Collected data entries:
[START]

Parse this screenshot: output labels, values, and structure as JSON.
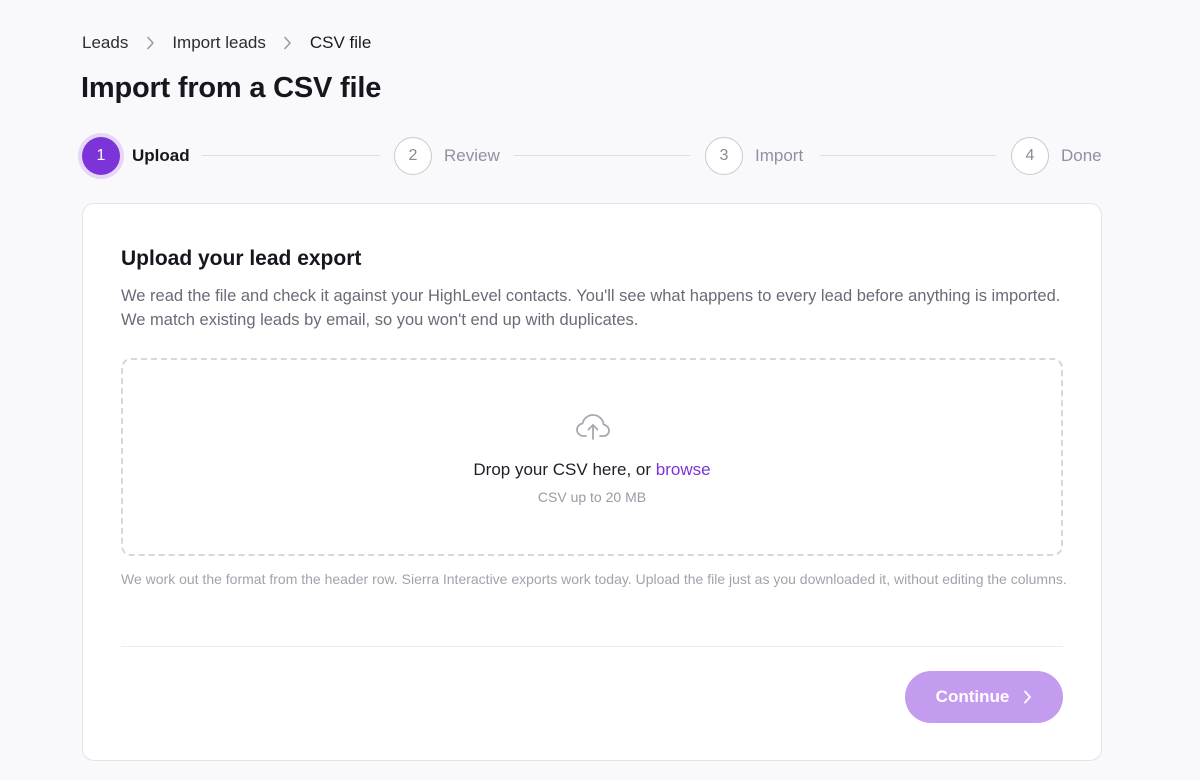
{
  "breadcrumb": {
    "items": [
      {
        "label": "Leads"
      },
      {
        "label": "Import leads"
      },
      {
        "label": "CSV file"
      }
    ],
    "separator_icon": "chevron-right-icon"
  },
  "page": {
    "title": "Import from a CSV file"
  },
  "stepper": {
    "steps": [
      {
        "number": "1",
        "label": "Upload",
        "state": "active"
      },
      {
        "number": "2",
        "label": "Review",
        "state": "pending"
      },
      {
        "number": "3",
        "label": "Import",
        "state": "pending"
      },
      {
        "number": "4",
        "label": "Done",
        "state": "pending"
      }
    ]
  },
  "card": {
    "title": "Upload your lead export",
    "description": "We read the file and check it against your HighLevel contacts. You'll see what happens to every lead before anything is imported. We match existing leads by email, so you won't end up with duplicates.",
    "dropzone": {
      "icon": "cloud-upload-icon",
      "text": "Drop your CSV here, or",
      "browse_label": "browse",
      "hint": "CSV up to 20 MB"
    },
    "note": "We work out the format from the header row. Sierra Interactive exports work today. Upload the file just as you downloaded it, without editing the columns.",
    "continue_label": "Continue"
  },
  "colors": {
    "accent": "#7c34d9",
    "button_disabled": "#c39cf0",
    "background": "#f9f9fb"
  }
}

[END]

What is asked: The data above needs to be retyped exactly, with the images left out.

Exercise answer:
Parse this screenshot: output labels, values, and structure as JSON.
{
  "breadcrumb": {
    "items": [
      {
        "label": "Leads"
      },
      {
        "label": "Import leads"
      },
      {
        "label": "CSV file"
      }
    ],
    "separator_icon": "chevron-right-icon"
  },
  "page": {
    "title": "Import from a CSV file"
  },
  "stepper": {
    "steps": [
      {
        "number": "1",
        "label": "Upload",
        "state": "active"
      },
      {
        "number": "2",
        "label": "Review",
        "state": "pending"
      },
      {
        "number": "3",
        "label": "Import",
        "state": "pending"
      },
      {
        "number": "4",
        "label": "Done",
        "state": "pending"
      }
    ]
  },
  "card": {
    "title": "Upload your lead export",
    "description": "We read the file and check it against your HighLevel contacts. You'll see what happens to every lead before anything is imported. We match existing leads by email, so you won't end up with duplicates.",
    "dropzone": {
      "icon": "cloud-upload-icon",
      "text": "Drop your CSV here, or",
      "browse_label": "browse",
      "hint": "CSV up to 20 MB"
    },
    "note": "We work out the format from the header row. Sierra Interactive exports work today. Upload the file just as you downloaded it, without editing the columns.",
    "continue_label": "Continue"
  },
  "colors": {
    "accent": "#7c34d9",
    "button_disabled": "#c39cf0",
    "background": "#f9f9fb"
  }
}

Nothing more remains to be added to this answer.